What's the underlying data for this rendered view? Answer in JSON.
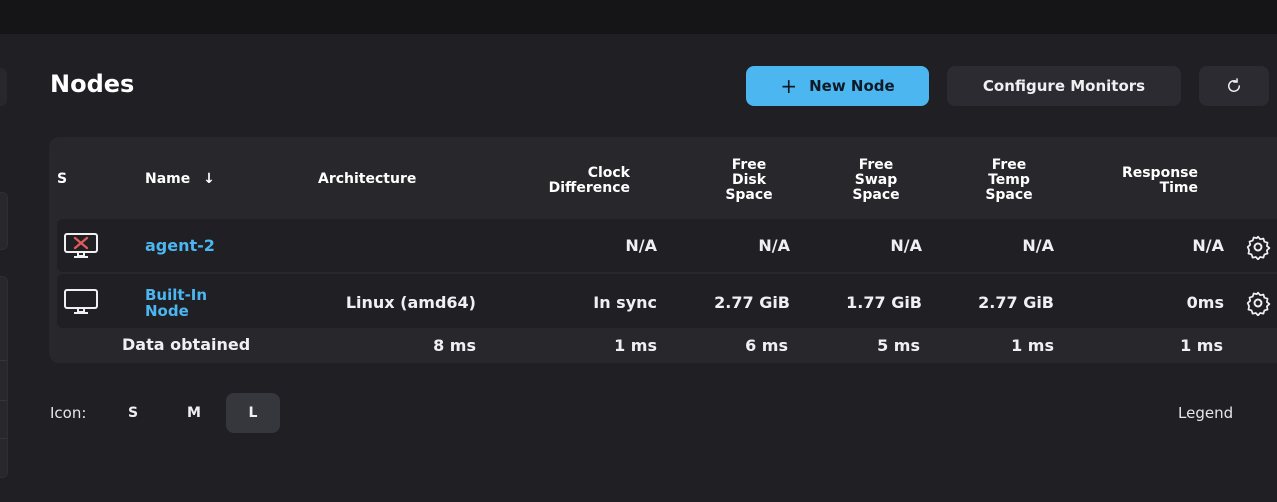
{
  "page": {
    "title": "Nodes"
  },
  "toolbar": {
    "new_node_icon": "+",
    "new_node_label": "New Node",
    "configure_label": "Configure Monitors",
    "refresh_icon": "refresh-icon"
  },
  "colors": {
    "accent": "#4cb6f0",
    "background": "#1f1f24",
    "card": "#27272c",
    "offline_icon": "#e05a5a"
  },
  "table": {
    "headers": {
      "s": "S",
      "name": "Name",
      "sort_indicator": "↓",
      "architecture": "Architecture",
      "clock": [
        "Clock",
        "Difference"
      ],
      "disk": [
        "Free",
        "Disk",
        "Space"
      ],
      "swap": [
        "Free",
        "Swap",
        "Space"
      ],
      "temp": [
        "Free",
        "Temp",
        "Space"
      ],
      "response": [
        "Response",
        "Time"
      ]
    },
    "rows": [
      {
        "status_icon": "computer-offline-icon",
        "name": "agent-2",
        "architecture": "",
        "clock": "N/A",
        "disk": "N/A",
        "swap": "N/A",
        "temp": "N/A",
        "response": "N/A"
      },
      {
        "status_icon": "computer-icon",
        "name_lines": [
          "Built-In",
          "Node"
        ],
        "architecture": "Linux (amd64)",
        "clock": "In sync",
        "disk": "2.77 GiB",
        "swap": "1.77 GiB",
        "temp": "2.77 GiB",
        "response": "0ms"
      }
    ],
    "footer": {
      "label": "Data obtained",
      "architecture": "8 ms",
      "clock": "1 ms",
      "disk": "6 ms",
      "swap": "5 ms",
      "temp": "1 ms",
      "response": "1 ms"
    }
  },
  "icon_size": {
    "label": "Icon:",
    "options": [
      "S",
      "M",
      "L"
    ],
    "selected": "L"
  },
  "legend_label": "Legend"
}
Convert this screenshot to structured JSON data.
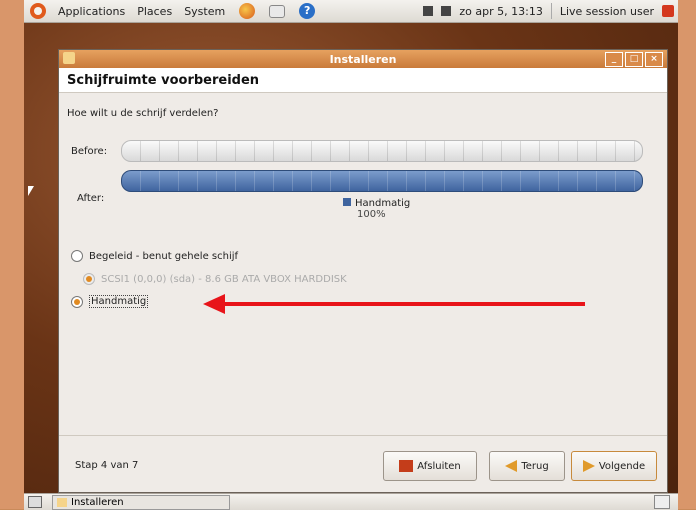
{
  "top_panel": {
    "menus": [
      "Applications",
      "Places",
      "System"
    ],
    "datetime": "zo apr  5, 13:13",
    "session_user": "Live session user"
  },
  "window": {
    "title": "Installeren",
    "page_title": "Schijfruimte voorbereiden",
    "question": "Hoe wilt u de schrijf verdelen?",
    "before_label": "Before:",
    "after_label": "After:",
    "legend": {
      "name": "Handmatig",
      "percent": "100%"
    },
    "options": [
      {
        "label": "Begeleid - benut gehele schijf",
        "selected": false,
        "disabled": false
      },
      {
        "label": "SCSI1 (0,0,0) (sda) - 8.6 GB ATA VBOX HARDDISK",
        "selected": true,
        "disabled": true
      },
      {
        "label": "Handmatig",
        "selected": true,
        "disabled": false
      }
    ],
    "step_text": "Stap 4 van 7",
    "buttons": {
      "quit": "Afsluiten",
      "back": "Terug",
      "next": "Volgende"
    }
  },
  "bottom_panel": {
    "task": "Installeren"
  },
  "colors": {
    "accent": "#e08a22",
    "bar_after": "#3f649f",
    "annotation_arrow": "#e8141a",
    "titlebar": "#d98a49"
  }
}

——

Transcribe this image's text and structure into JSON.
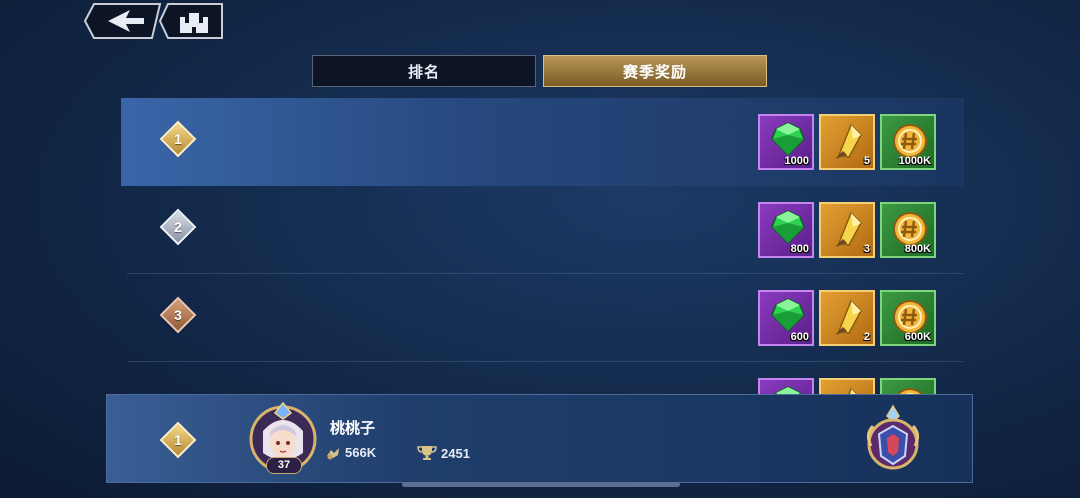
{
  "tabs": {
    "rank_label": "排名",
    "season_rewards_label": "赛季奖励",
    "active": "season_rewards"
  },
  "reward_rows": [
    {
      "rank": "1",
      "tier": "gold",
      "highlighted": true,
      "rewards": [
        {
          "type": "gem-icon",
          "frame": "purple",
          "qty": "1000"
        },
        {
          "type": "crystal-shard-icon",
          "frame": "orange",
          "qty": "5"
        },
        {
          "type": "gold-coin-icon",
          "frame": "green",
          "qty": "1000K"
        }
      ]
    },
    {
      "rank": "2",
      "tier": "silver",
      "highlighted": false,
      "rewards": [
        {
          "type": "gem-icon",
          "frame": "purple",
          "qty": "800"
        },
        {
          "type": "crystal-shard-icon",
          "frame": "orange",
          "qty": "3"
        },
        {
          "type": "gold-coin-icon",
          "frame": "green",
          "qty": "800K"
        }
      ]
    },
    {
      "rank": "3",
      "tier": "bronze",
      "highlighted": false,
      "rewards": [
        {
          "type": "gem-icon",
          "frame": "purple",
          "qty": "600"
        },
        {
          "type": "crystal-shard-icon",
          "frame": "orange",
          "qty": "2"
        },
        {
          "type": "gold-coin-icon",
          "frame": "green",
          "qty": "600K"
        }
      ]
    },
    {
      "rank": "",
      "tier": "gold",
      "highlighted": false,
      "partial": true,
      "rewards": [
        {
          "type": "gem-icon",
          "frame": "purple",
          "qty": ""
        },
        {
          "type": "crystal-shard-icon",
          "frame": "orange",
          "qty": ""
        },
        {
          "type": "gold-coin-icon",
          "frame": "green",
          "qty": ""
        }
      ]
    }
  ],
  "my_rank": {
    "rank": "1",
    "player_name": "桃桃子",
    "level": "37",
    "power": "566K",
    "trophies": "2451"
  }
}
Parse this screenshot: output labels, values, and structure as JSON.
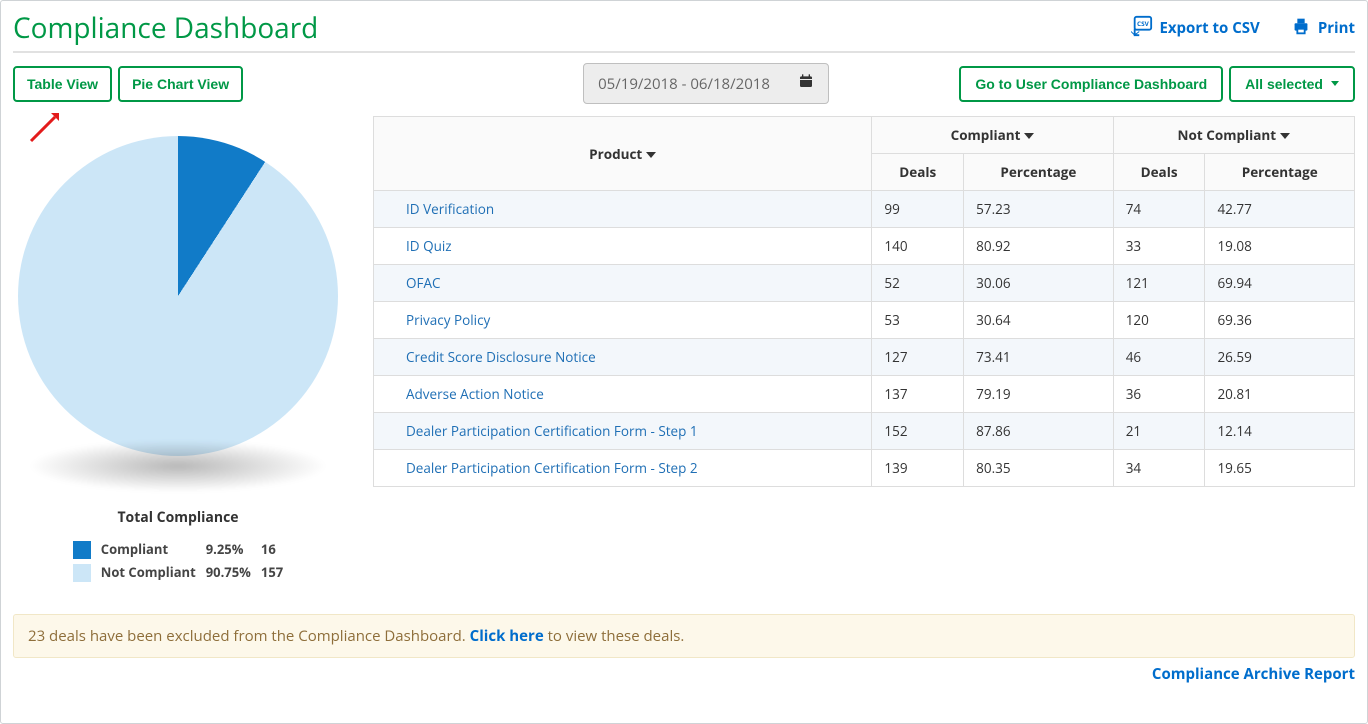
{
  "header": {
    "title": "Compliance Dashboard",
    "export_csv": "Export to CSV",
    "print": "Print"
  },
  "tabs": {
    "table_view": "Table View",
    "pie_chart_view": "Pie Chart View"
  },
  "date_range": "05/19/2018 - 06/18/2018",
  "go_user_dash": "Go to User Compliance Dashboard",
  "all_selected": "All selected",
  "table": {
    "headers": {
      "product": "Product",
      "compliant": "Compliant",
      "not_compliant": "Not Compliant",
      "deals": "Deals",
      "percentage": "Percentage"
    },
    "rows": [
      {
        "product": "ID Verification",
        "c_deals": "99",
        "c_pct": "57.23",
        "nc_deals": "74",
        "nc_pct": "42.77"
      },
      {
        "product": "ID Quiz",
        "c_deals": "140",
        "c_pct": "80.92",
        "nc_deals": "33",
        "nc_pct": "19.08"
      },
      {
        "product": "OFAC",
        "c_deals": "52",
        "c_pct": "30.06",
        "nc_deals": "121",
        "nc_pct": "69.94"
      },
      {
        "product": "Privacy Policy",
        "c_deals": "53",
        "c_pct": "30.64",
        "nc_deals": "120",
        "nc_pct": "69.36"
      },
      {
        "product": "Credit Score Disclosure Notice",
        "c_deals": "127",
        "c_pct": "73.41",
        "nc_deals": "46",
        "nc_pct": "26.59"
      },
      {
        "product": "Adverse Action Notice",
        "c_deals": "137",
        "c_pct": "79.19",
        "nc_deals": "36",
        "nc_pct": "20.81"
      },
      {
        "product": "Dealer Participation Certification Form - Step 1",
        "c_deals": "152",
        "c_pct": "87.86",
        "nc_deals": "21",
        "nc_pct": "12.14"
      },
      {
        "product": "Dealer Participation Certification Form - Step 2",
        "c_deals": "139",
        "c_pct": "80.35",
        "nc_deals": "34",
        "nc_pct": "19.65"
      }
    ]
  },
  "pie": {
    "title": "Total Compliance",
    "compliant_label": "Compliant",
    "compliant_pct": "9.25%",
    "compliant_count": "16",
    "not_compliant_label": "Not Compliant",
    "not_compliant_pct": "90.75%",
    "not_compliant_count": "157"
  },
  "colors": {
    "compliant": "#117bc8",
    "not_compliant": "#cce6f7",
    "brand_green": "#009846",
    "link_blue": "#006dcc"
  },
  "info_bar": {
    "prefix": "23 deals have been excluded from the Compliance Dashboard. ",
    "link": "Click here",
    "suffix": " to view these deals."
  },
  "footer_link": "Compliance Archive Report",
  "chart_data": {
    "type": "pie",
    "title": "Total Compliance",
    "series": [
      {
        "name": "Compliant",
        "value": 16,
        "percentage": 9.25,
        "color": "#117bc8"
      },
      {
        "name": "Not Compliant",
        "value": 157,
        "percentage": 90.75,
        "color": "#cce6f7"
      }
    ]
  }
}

——

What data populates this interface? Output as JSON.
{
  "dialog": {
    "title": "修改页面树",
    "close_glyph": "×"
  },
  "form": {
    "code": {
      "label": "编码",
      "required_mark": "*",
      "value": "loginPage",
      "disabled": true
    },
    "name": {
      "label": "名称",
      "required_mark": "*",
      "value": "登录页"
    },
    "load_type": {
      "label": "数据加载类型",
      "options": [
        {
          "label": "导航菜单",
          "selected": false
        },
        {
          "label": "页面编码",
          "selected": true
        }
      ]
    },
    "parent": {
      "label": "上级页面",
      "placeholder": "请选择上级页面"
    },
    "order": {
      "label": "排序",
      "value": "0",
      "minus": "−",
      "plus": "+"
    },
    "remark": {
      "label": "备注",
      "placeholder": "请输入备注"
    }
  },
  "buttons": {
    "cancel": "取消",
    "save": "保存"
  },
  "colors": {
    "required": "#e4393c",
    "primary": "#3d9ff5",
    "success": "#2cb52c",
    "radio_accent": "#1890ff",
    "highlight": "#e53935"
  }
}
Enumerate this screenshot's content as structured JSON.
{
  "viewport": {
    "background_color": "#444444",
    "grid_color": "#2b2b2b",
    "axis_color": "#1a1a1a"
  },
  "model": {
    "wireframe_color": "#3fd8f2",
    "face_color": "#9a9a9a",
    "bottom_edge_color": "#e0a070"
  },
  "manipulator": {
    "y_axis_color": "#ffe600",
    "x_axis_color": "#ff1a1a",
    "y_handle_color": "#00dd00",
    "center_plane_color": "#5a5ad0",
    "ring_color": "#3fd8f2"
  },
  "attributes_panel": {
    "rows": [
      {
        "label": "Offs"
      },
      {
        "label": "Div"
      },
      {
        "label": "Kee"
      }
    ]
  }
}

——

REQUEST: Among the lines of the material, find those that hold the word "placeholder" and copy them.

SOLUTION FOR THIS TASK:
      "placeholder": "请选择上级页面"
      "placeholder": "请输入备注"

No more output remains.